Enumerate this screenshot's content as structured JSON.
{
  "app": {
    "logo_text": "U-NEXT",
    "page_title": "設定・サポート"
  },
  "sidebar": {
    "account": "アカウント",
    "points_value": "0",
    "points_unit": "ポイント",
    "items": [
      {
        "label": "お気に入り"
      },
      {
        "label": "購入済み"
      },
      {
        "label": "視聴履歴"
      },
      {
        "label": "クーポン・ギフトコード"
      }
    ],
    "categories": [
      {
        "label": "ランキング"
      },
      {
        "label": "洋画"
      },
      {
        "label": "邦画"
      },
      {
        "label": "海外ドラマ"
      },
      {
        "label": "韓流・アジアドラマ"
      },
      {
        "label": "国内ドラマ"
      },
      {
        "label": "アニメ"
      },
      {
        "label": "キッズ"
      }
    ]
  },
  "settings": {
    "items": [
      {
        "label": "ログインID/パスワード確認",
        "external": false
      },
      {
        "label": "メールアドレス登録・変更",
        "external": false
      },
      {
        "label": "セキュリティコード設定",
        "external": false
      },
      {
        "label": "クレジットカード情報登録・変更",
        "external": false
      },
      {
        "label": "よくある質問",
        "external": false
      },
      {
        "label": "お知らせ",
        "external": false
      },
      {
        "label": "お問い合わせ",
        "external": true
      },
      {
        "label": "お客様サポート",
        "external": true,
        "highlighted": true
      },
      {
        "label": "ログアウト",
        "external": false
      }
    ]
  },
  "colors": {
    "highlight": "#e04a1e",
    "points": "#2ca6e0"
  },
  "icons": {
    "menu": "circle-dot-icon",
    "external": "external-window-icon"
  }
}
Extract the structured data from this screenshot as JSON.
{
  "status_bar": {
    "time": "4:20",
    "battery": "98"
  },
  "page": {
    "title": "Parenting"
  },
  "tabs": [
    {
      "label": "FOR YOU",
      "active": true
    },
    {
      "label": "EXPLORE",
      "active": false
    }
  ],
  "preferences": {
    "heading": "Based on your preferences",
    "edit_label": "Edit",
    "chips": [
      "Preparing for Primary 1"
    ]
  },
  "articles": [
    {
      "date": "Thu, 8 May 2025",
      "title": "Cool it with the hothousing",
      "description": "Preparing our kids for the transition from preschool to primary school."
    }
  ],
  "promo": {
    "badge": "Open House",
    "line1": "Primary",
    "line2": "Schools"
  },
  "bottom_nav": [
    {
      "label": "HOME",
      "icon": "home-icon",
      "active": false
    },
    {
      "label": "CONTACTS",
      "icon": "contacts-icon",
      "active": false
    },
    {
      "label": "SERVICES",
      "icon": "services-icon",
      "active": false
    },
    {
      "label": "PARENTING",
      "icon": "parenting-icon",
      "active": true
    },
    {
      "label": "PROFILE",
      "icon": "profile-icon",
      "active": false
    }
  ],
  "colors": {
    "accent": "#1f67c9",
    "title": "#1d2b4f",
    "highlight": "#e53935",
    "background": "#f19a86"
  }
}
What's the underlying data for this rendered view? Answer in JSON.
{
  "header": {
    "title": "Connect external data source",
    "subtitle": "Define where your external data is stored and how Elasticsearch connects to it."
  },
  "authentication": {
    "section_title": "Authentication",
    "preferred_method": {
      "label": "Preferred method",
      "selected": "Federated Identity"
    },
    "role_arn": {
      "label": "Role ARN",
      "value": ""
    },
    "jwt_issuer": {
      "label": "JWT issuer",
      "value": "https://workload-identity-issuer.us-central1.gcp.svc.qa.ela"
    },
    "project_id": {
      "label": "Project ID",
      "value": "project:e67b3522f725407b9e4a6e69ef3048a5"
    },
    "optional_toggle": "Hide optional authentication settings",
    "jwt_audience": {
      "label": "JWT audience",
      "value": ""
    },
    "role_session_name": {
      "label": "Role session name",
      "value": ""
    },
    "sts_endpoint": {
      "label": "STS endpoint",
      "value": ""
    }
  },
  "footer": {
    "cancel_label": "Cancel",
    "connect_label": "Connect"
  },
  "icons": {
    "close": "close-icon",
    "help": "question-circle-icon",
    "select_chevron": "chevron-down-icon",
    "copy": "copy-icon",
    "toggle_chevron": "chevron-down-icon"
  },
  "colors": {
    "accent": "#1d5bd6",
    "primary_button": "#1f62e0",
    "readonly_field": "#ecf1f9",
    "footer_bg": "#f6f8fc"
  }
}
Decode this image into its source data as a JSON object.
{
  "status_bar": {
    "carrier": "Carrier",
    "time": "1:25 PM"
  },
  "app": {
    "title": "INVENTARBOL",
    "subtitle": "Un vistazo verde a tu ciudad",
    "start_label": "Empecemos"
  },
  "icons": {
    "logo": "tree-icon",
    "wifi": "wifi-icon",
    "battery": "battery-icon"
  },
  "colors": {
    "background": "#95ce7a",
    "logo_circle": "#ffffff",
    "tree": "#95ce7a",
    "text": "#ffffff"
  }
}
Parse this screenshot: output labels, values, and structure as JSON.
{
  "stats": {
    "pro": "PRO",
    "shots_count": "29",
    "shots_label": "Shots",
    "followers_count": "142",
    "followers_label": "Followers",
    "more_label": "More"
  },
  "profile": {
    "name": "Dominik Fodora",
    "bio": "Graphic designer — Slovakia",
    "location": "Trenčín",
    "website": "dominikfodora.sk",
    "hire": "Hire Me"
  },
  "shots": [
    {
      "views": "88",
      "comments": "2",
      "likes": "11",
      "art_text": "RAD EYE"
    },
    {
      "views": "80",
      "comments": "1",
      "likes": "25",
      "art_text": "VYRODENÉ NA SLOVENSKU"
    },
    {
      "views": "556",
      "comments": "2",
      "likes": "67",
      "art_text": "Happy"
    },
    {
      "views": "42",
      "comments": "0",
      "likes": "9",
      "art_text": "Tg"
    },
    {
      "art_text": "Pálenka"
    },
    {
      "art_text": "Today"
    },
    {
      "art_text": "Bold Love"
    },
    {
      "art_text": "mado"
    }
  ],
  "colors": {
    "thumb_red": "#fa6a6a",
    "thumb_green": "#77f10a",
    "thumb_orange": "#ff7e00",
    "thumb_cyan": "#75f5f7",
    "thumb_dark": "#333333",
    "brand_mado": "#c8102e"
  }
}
——————
Problem to solve: Which lines hold the word "preferences"? Copy all of them.

Task solution:
  "preferences": {
    "heading": "Based on your preferences",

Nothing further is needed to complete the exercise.